> EXERCISE DESCRIPTION: What is the count of lines that hold the word "samples"? Give only the number.

> GIVEN DATA:
>>
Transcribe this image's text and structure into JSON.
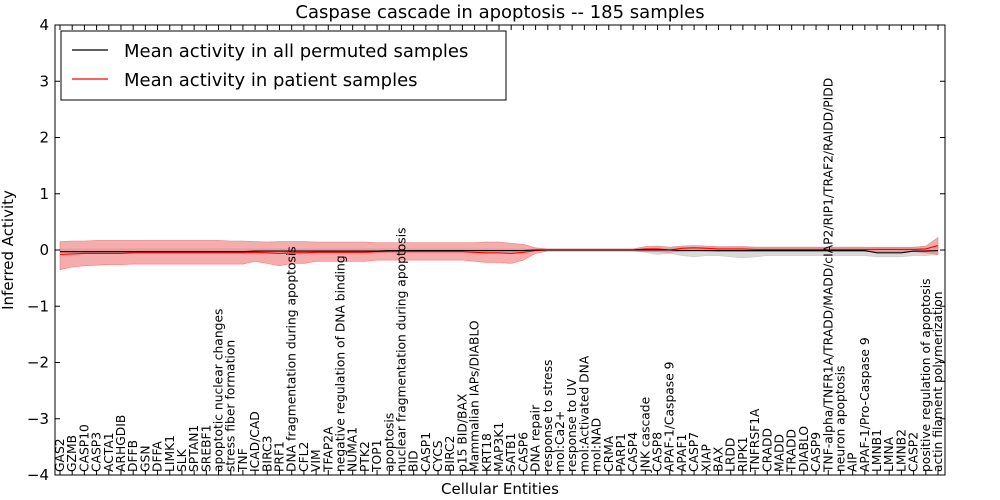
{
  "chart_data": {
    "type": "line",
    "title": "Caspase cascade in apoptosis -- 185 samples",
    "xlabel": "Cellular Entities",
    "ylabel": "Inferred Activity",
    "ylim": [
      -4,
      4
    ],
    "yticks": [
      -4,
      -3,
      -2,
      -1,
      0,
      1,
      2,
      3,
      4
    ],
    "ytick_labels": [
      "−4",
      "−3",
      "−2",
      "−1",
      "0",
      "1",
      "2",
      "3",
      "4"
    ],
    "legend_position": "top-left",
    "colors": {
      "permuted": "#000000",
      "patient": "#ff0000",
      "patient_band": "#f08080",
      "permuted_band": "#cccccc"
    },
    "categories": [
      "GAS2",
      "GZMB",
      "CASP10",
      "CASP3",
      "ACTA1",
      "ARHGDIB",
      "DFFB",
      "GSN",
      "DFFA",
      "LIMK1",
      "SLK",
      "SPTAN1",
      "SREBF1",
      "apoptotic nuclear changes",
      "stress fiber formation",
      "TNF",
      "ICAD/CAD",
      "BIRC3",
      "PRF1",
      "DNA fragmentation during apoptosis",
      "CFL2",
      "VIM",
      "TFAP2A",
      "negative regulation of DNA binding",
      "NUMA1",
      "PTK2",
      "TOP1",
      "apoptosis",
      "nuclear fragmentation during apoptosis",
      "BID",
      "CASP1",
      "CYCS",
      "BIRC2",
      "p15 BID/BAX",
      "Mammalian IAPs/DIABLO",
      "KRT18",
      "MAP3K1",
      "SATB1",
      "CASP6",
      "DNA repair",
      "response to stress",
      "mol:Ca2+",
      "response to UV",
      "mol:Activated DNA",
      "mol:NAD",
      "CRMA",
      "PARP1",
      "CASP4",
      "JNK cascade",
      "CASP8",
      "APAF-1/Caspase 9",
      "APAF1",
      "CASP7",
      "XIAP",
      "BAX",
      "LRDD",
      "RIPK1",
      "TNFRSF1A",
      "CRADD",
      "MADD",
      "TRADD",
      "DIABLO",
      "CASP9",
      "TNF-alpha/TNFR1A/TRADD/MADD/cIAP2/RIP1/TRAF2/RAIDD/PIDD",
      "neuron apoptosis",
      "AIP",
      "APAF-1/Pro-Caspase 9",
      "LMNB1",
      "LMNA",
      "LMNB2",
      "CASP2",
      "positive regulation of apoptosis",
      "actin filament polymerization"
    ],
    "series": [
      {
        "name": "Mean activity in all permuted samples",
        "color": "#000000",
        "values": [
          -0.03,
          -0.03,
          -0.03,
          -0.03,
          -0.03,
          -0.03,
          -0.03,
          -0.03,
          -0.03,
          -0.03,
          -0.03,
          -0.03,
          -0.03,
          -0.03,
          -0.03,
          -0.03,
          -0.02,
          -0.02,
          -0.02,
          -0.02,
          -0.02,
          -0.02,
          -0.02,
          -0.02,
          -0.02,
          -0.02,
          -0.02,
          -0.01,
          -0.01,
          -0.01,
          -0.01,
          -0.01,
          -0.01,
          -0.01,
          -0.01,
          -0.01,
          -0.01,
          -0.01,
          -0.01,
          0.0,
          0.0,
          0.0,
          0.0,
          0.0,
          0.0,
          0.0,
          0.0,
          0.0,
          0.0,
          0.0,
          0.0,
          -0.01,
          -0.01,
          -0.01,
          -0.01,
          -0.01,
          -0.01,
          -0.01,
          -0.01,
          -0.01,
          -0.01,
          -0.01,
          -0.01,
          -0.01,
          -0.01,
          -0.01,
          -0.01,
          -0.05,
          -0.05,
          -0.05,
          -0.02,
          -0.02,
          -0.01
        ],
        "lower": [
          -0.05,
          -0.05,
          -0.05,
          -0.05,
          -0.05,
          -0.05,
          -0.05,
          -0.05,
          -0.05,
          -0.05,
          -0.05,
          -0.05,
          -0.05,
          -0.05,
          -0.05,
          -0.05,
          -0.04,
          -0.04,
          -0.04,
          -0.04,
          -0.04,
          -0.04,
          -0.04,
          -0.04,
          -0.04,
          -0.04,
          -0.04,
          -0.03,
          -0.03,
          -0.03,
          -0.03,
          -0.03,
          -0.03,
          -0.03,
          -0.03,
          -0.03,
          -0.03,
          -0.04,
          -0.03,
          -0.02,
          -0.02,
          -0.02,
          -0.02,
          -0.02,
          -0.02,
          -0.02,
          -0.02,
          -0.02,
          -0.04,
          -0.08,
          -0.06,
          -0.1,
          -0.12,
          -0.1,
          -0.1,
          -0.12,
          -0.14,
          -0.12,
          -0.1,
          -0.1,
          -0.1,
          -0.1,
          -0.1,
          -0.1,
          -0.1,
          -0.1,
          -0.1,
          -0.12,
          -0.12,
          -0.12,
          -0.1,
          -0.1,
          -0.08
        ],
        "upper": [
          0.02,
          0.02,
          0.02,
          0.02,
          0.02,
          0.02,
          0.02,
          0.02,
          0.02,
          0.02,
          0.02,
          0.02,
          0.02,
          0.02,
          0.02,
          0.02,
          0.02,
          0.02,
          0.02,
          0.02,
          0.02,
          0.02,
          0.02,
          0.02,
          0.02,
          0.02,
          0.02,
          0.02,
          0.02,
          0.02,
          0.02,
          0.02,
          0.02,
          0.02,
          0.02,
          0.02,
          0.02,
          0.02,
          0.02,
          0.02,
          0.02,
          0.02,
          0.02,
          0.02,
          0.02,
          0.02,
          0.02,
          0.02,
          0.02,
          0.04,
          0.03,
          0.05,
          0.05,
          0.05,
          0.05,
          0.05,
          0.06,
          0.05,
          0.05,
          0.05,
          0.05,
          0.05,
          0.05,
          0.05,
          0.05,
          0.05,
          0.05,
          0.04,
          0.04,
          0.04,
          0.04,
          0.04,
          0.08
        ]
      },
      {
        "name": "Mean activity in patient samples",
        "color": "#ff0000",
        "values": [
          -0.08,
          -0.07,
          -0.06,
          -0.06,
          -0.06,
          -0.06,
          -0.05,
          -0.05,
          -0.05,
          -0.05,
          -0.05,
          -0.05,
          -0.05,
          -0.05,
          -0.05,
          -0.05,
          -0.04,
          -0.05,
          -0.06,
          -0.05,
          -0.05,
          -0.04,
          -0.04,
          -0.04,
          -0.04,
          -0.04,
          -0.03,
          -0.03,
          -0.03,
          -0.03,
          -0.03,
          -0.03,
          -0.03,
          -0.03,
          -0.04,
          -0.05,
          -0.05,
          -0.06,
          -0.04,
          -0.01,
          0.0,
          0.0,
          0.0,
          0.0,
          0.0,
          0.0,
          0.0,
          0.0,
          0.02,
          0.02,
          0.0,
          0.03,
          0.04,
          0.03,
          0.02,
          0.02,
          0.02,
          0.01,
          0.01,
          0.01,
          0.01,
          0.01,
          0.01,
          0.01,
          0.01,
          0.01,
          0.01,
          0.01,
          0.01,
          0.01,
          0.01,
          0.02,
          0.08
        ],
        "lower": [
          -0.35,
          -0.3,
          -0.28,
          -0.27,
          -0.26,
          -0.26,
          -0.25,
          -0.25,
          -0.25,
          -0.25,
          -0.25,
          -0.25,
          -0.25,
          -0.25,
          -0.25,
          -0.25,
          -0.2,
          -0.24,
          -0.28,
          -0.24,
          -0.24,
          -0.2,
          -0.2,
          -0.2,
          -0.2,
          -0.2,
          -0.18,
          -0.18,
          -0.18,
          -0.18,
          -0.18,
          -0.18,
          -0.18,
          -0.18,
          -0.2,
          -0.22,
          -0.22,
          -0.24,
          -0.18,
          -0.06,
          -0.02,
          -0.02,
          -0.02,
          -0.02,
          -0.02,
          -0.02,
          -0.02,
          -0.02,
          -0.03,
          -0.03,
          -0.04,
          -0.02,
          -0.01,
          -0.02,
          -0.03,
          -0.03,
          -0.03,
          -0.03,
          -0.03,
          -0.03,
          -0.03,
          -0.03,
          -0.03,
          -0.03,
          -0.03,
          -0.03,
          -0.03,
          -0.03,
          -0.03,
          -0.03,
          -0.03,
          -0.05,
          -0.08
        ],
        "upper": [
          0.15,
          0.16,
          0.16,
          0.17,
          0.17,
          0.17,
          0.17,
          0.17,
          0.17,
          0.17,
          0.17,
          0.17,
          0.17,
          0.17,
          0.16,
          0.16,
          0.15,
          0.14,
          0.15,
          0.15,
          0.15,
          0.14,
          0.14,
          0.14,
          0.14,
          0.14,
          0.13,
          0.13,
          0.13,
          0.13,
          0.13,
          0.13,
          0.13,
          0.13,
          0.13,
          0.14,
          0.14,
          0.12,
          0.1,
          0.04,
          0.02,
          0.02,
          0.02,
          0.02,
          0.02,
          0.02,
          0.02,
          0.02,
          0.06,
          0.07,
          0.05,
          0.07,
          0.08,
          0.07,
          0.06,
          0.06,
          0.06,
          0.05,
          0.05,
          0.05,
          0.05,
          0.05,
          0.05,
          0.05,
          0.05,
          0.05,
          0.05,
          0.05,
          0.05,
          0.05,
          0.05,
          0.07,
          0.22
        ]
      }
    ]
  }
}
<<
> RESULT OF THE EXERCISE: 3